Rows from a dataset:
►

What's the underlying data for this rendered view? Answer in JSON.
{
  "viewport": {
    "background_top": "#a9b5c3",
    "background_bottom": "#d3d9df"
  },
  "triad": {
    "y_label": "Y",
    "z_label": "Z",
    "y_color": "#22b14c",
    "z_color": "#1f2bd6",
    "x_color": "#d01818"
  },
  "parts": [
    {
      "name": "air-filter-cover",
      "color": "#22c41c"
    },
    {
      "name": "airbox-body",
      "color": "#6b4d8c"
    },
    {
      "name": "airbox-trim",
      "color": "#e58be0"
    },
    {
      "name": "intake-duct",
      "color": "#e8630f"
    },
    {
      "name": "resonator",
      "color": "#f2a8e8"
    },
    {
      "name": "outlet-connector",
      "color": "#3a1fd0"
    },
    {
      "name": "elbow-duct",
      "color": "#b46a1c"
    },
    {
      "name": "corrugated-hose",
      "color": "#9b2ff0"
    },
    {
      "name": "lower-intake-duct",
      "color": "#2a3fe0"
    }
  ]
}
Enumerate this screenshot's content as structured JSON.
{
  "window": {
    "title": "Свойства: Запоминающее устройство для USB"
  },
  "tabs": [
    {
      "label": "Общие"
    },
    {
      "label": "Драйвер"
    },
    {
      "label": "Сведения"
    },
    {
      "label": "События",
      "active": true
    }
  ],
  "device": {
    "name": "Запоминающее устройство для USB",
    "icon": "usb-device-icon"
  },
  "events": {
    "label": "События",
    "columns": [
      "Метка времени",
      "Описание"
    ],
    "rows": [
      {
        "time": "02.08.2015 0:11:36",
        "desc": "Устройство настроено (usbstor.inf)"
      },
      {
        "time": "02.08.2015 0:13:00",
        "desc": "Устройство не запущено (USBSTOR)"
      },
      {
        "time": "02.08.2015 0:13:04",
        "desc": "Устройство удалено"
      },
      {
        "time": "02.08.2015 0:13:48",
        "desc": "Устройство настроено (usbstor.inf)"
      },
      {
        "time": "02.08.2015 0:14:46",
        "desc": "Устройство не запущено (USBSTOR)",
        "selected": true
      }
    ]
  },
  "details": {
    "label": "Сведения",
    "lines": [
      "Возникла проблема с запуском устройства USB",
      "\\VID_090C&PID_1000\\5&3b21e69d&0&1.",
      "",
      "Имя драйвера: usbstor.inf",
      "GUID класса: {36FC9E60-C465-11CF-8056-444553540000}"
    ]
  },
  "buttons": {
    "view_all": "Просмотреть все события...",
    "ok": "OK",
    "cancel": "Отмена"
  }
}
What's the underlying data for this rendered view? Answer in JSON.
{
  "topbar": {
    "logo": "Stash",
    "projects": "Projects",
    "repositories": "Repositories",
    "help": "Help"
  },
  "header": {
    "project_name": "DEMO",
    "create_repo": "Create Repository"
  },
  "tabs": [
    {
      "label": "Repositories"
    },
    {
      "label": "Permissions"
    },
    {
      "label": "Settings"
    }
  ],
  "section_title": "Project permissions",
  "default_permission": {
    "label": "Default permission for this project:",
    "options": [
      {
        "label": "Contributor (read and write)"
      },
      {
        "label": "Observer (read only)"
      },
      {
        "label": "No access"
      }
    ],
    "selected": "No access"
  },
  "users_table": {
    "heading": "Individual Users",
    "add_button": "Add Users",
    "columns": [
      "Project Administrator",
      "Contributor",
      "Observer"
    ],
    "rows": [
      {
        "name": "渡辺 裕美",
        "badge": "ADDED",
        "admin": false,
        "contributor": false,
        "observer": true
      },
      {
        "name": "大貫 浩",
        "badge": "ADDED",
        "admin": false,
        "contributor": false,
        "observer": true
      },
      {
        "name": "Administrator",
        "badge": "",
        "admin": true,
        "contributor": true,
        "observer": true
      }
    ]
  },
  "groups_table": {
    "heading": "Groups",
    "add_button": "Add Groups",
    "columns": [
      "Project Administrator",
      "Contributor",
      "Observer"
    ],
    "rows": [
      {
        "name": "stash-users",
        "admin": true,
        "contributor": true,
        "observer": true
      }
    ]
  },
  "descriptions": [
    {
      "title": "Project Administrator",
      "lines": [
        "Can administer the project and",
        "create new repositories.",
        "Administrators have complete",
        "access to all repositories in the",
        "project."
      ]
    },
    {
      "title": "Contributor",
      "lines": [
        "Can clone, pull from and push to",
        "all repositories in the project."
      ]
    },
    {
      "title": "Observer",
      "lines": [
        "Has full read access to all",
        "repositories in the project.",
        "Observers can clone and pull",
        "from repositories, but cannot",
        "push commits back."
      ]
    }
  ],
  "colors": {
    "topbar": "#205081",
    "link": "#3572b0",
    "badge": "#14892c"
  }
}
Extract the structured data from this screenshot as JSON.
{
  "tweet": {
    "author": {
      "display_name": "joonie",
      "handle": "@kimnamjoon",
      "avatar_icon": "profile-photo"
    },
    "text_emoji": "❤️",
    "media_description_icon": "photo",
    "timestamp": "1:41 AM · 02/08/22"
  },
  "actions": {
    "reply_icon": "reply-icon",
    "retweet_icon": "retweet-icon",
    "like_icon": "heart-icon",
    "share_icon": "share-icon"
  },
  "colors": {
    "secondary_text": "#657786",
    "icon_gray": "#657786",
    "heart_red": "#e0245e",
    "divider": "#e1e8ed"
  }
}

◄

§ **What the task asks**
Each line of the material should be duplicated exactly, please.

§ **Solution below**
What's the underlying data for this rendered view? Answer in JSON.
{
  "viewport": {
    "background_top": "#a9b5c3",
    "background_bottom": "#d3d9df"
  },
  "triad": {
    "y_label": "Y",
    "z_label": "Z",
    "y_color": "#22b14c",
    "z_color": "#1f2bd6",
    "x_color": "#d01818"
  },
  "parts": [
    {
      "name": "air-filter-cover",
      "color": "#22c41c"
    },
    {
      "name": "airbox-body",
      "color": "#6b4d8c"
    },
    {
      "name": "airbox-trim",
      "color": "#e58be0"
    },
    {
      "name": "intake-duct",
      "color": "#e8630f"
    },
    {
      "name": "resonator",
      "color": "#f2a8e8"
    },
    {
      "name": "outlet-connector",
      "color": "#3a1fd0"
    },
    {
      "name": "elbow-duct",
      "color": "#b46a1c"
    },
    {
      "name": "corrugated-hose",
      "color": "#9b2ff0"
    },
    {
      "name": "lower-intake-duct",
      "color": "#2a3fe0"
    }
  ]
}
Enumerate this screenshot's content as structured JSON.
{
  "window": {
    "title": "Свойства: Запоминающее устройство для USB"
  },
  "tabs": [
    {
      "label": "Общие"
    },
    {
      "label": "Драйвер"
    },
    {
      "label": "Сведения"
    },
    {
      "label": "События",
      "active": true
    }
  ],
  "device": {
    "name": "Запоминающее устройство для USB",
    "icon": "usb-device-icon"
  },
  "events": {
    "label": "События",
    "columns": [
      "Метка времени",
      "Описание"
    ],
    "rows": [
      {
        "time": "02.08.2015 0:11:36",
        "desc": "Устройство настроено (usbstor.inf)"
      },
      {
        "time": "02.08.2015 0:13:00",
        "desc": "Устройство не запущено (USBSTOR)"
      },
      {
        "time": "02.08.2015 0:13:04",
        "desc": "Устройство удалено"
      },
      {
        "time": "02.08.2015 0:13:48",
        "desc": "Устройство настроено (usbstor.inf)"
      },
      {
        "time": "02.08.2015 0:14:46",
        "desc": "Устройство не запущено (USBSTOR)",
        "selected": true
      }
    ]
  },
  "details": {
    "label": "Сведения",
    "lines": [
      "Возникла проблема с запуском устройства USB",
      "\\VID_090C&PID_1000\\5&3b21e69d&0&1.",
      "",
      "Имя драйвера: usbstor.inf",
      "GUID класса: {36FC9E60-C465-11CF-8056-444553540000}"
    ]
  },
  "buttons": {
    "view_all": "Просмотреть все события...",
    "ok": "OK",
    "cancel": "Отмена"
  }
}
What's the underlying data for this rendered view? Answer in JSON.
{
  "topbar": {
    "logo": "Stash",
    "projects": "Projects",
    "repositories": "Repositories",
    "help": "Help"
  },
  "header": {
    "project_name": "DEMO",
    "create_repo": "Create Repository"
  },
  "tabs": [
    {
      "label": "Repositories"
    },
    {
      "label": "Permissions"
    },
    {
      "label": "Settings"
    }
  ],
  "section_title": "Project permissions",
  "default_permission": {
    "label": "Default permission for this project:",
    "options": [
      {
        "label": "Contributor (read and write)"
      },
      {
        "label": "Observer (read only)"
      },
      {
        "label": "No access"
      }
    ],
    "selected": "No access"
  },
  "users_table": {
    "heading": "Individual Users",
    "add_button": "Add Users",
    "columns": [
      "Project Administrator",
      "Contributor",
      "Observer"
    ],
    "rows": [
      {
        "name": "渡辺 裕美",
        "badge": "ADDED",
        "admin": false,
        "contributor": false,
        "observer": true
      },
      {
        "name": "大貫 浩",
        "badge": "ADDED",
        "admin": false,
        "contributor": false,
        "observer": true
      },
      {
        "name": "Administrator",
        "badge": "",
        "admin": true,
        "contributor": true,
        "observer": true
      }
    ]
  },
  "groups_table": {
    "heading": "Groups",
    "add_button": "Add Groups",
    "columns": [
      "Project Administrator",
      "Contributor",
      "Observer"
    ],
    "rows": [
      {
        "name": "stash-users",
        "admin": true,
        "contributor": true,
        "observer": true
      }
    ]
  },
  "descriptions": [
    {
      "title": "Project Administrator",
      "lines": [
        "Can administer the project and",
        "create new repositories.",
        "Administrators have complete",
        "access to all repositories in the",
        "project."
      ]
    },
    {
      "title": "Contributor",
      "lines": [
        "Can clone, pull from and push to",
        "all repositories in the project."
      ]
    },
    {
      "title": "Observer",
      "lines": [
        "Has full read access to all",
        "repositories in the project.",
        "Observers can clone and pull",
        "from repositories, but cannot",
        "push commits back."
      ]
    }
  ],
  "colors": {
    "topbar": "#205081",
    "link": "#3572b0",
    "badge": "#14892c"
  }
}
Extract the structured data from this screenshot as JSON.
{
  "tweet": {
    "author": {
      "display_name": "joonie",
      "handle": "@kimnamjoon",
      "avatar_icon": "profile-photo"
    },
    "text_emoji": "❤️",
    "media_description_icon": "photo",
    "timestamp": "1:41 AM · 02/08/22"
  },
  "actions": {
    "reply_icon": "reply-icon",
    "retweet_icon": "retweet-icon",
    "like_icon": "heart-icon",
    "share_icon": "share-icon"
  },
  "colors": {
    "secondary_text": "#657786",
    "icon_gray": "#657786",
    "heart_red": "#e0245e",
    "divider": "#e1e8ed"
  }
}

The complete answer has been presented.